• **Stated goal**: Give the data below again, word for word.

Rows from a dataset
════════════════

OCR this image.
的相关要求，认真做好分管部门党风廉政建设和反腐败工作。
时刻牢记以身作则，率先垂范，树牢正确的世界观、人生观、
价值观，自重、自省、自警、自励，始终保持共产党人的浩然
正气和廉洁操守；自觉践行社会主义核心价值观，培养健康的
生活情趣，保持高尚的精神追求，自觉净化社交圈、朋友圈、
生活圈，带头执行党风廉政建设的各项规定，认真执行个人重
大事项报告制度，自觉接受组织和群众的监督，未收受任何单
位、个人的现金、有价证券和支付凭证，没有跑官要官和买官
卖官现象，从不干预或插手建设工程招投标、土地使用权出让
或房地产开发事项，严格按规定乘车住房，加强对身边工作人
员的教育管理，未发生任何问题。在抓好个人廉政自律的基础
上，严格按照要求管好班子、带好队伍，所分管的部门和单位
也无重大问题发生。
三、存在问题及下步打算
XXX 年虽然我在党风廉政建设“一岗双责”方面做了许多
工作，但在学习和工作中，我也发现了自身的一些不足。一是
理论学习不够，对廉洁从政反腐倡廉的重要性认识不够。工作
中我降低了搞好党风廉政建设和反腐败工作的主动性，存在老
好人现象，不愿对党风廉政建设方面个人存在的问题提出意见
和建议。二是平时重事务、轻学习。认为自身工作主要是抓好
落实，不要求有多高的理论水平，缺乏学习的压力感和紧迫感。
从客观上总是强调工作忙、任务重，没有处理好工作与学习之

════════════════

• **Response to this task**:
OCR this image.
的相关要求，认真做好分管部门党风廉政建设和反腐败工作。
时刻牢记以身作则，率先垂范，树牢正确的世界观、人生观、
价值观，自重、自省、自警、自励，始终保持共产党人的浩然
正气和廉洁操守；自觉践行社会主义核心价值观，培养健康的
生活情趣，保持高尚的精神追求，自觉净化社交圈、朋友圈、
生活圈，带头执行党风廉政建设的各项规定，认真执行个人重
大事项报告制度，自觉接受组织和群众的监督，未收受任何单
位、个人的现金、有价证券和支付凭证，没有跑官要官和买官
卖官现象，从不干预或插手建设工程招投标、土地使用权出让
或房地产开发事项，严格按规定乘车住房，加强对身边工作人
员的教育管理，未发生任何问题。在抓好个人廉政自律的基础
上，严格按照要求管好班子、带好队伍，所分管的部门和单位
也无重大问题发生。
三、存在问题及下步打算
XXX 年虽然我在党风廉政建设“一岗双责”方面做了许多
工作，但在学习和工作中，我也发现了自身的一些不足。一是
理论学习不够，对廉洁从政反腐倡廉的重要性认识不够。工作
中我降低了搞好党风廉政建设和反腐败工作的主动性，存在老
好人现象，不愿对党风廉政建设方面个人存在的问题提出意见
和建议。二是平时重事务、轻学习。认为自身工作主要是抓好
落实，不要求有多高的理论水平，缺乏学习的压力感和紧迫感。
从客观上总是强调工作忙、任务重，没有处理好工作与学习之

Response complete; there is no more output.